OBJECTIVE: Write out every record below exactly as it appears.
******
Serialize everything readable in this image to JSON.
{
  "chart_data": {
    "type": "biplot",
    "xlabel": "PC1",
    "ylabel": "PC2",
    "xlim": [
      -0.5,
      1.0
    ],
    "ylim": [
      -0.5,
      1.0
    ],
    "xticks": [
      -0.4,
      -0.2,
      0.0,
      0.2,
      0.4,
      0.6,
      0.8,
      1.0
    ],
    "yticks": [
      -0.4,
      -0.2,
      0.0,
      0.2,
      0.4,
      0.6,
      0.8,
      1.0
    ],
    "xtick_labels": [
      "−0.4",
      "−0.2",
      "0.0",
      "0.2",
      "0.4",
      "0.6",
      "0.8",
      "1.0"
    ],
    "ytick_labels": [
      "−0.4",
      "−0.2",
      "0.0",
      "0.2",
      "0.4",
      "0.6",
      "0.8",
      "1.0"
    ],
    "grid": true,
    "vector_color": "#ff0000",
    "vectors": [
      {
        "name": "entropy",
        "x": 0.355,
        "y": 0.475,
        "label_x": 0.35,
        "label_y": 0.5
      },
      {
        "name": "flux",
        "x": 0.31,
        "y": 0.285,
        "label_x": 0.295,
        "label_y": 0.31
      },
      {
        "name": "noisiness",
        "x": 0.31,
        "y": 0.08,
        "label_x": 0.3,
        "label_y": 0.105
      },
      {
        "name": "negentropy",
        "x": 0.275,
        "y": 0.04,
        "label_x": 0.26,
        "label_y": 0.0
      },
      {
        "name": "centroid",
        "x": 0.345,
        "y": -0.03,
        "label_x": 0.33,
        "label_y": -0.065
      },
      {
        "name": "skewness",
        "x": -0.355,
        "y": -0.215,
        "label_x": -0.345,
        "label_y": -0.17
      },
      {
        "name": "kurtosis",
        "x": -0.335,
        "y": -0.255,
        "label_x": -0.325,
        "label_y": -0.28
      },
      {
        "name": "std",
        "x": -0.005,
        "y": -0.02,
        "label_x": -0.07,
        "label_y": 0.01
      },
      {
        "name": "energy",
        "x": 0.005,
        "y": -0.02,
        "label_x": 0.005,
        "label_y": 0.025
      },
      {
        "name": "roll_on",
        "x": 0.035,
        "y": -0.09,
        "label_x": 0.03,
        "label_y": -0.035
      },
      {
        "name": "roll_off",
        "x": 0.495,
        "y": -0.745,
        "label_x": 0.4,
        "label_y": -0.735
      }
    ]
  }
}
******
RIGHT ANSWER:
Serialize everything readable in this image to JSON.
{
  "chart_data": {
    "type": "biplot",
    "xlabel": "PC1",
    "ylabel": "PC2",
    "xlim": [
      -0.5,
      1.0
    ],
    "ylim": [
      -0.5,
      1.0
    ],
    "xticks": [
      -0.4,
      -0.2,
      0.0,
      0.2,
      0.4,
      0.6,
      0.8,
      1.0
    ],
    "yticks": [
      -0.4,
      -0.2,
      0.0,
      0.2,
      0.4,
      0.6,
      0.8,
      1.0
    ],
    "xtick_labels": [
      "−0.4",
      "−0.2",
      "0.0",
      "0.2",
      "0.4",
      "0.6",
      "0.8",
      "1.0"
    ],
    "ytick_labels": [
      "−0.4",
      "−0.2",
      "0.0",
      "0.2",
      "0.4",
      "0.6",
      "0.8",
      "1.0"
    ],
    "grid": true,
    "vector_color": "#ff0000",
    "vectors": [
      {
        "name": "entropy",
        "x": 0.355,
        "y": 0.475,
        "label_x": 0.35,
        "label_y": 0.5
      },
      {
        "name": "flux",
        "x": 0.31,
        "y": 0.285,
        "label_x": 0.295,
        "label_y": 0.31
      },
      {
        "name": "noisiness",
        "x": 0.31,
        "y": 0.08,
        "label_x": 0.3,
        "label_y": 0.105
      },
      {
        "name": "negentropy",
        "x": 0.275,
        "y": 0.04,
        "label_x": 0.26,
        "label_y": 0.0
      },
      {
        "name": "centroid",
        "x": 0.345,
        "y": -0.03,
        "label_x": 0.33,
        "label_y": -0.065
      },
      {
        "name": "skewness",
        "x": -0.355,
        "y": -0.215,
        "label_x": -0.345,
        "label_y": -0.17
      },
      {
        "name": "kurtosis",
        "x": -0.335,
        "y": -0.255,
        "label_x": -0.325,
        "label_y": -0.28
      },
      {
        "name": "std",
        "x": -0.005,
        "y": -0.02,
        "label_x": -0.07,
        "label_y": 0.01
      },
      {
        "name": "energy",
        "x": 0.005,
        "y": -0.02,
        "label_x": 0.005,
        "label_y": 0.025
      },
      {
        "name": "roll_on",
        "x": 0.035,
        "y": -0.09,
        "label_x": 0.03,
        "label_y": -0.035
      },
      {
        "name": "roll_off",
        "x": 0.495,
        "y": -0.745,
        "label_x": 0.4,
        "label_y": -0.735
      }
    ]
  }
}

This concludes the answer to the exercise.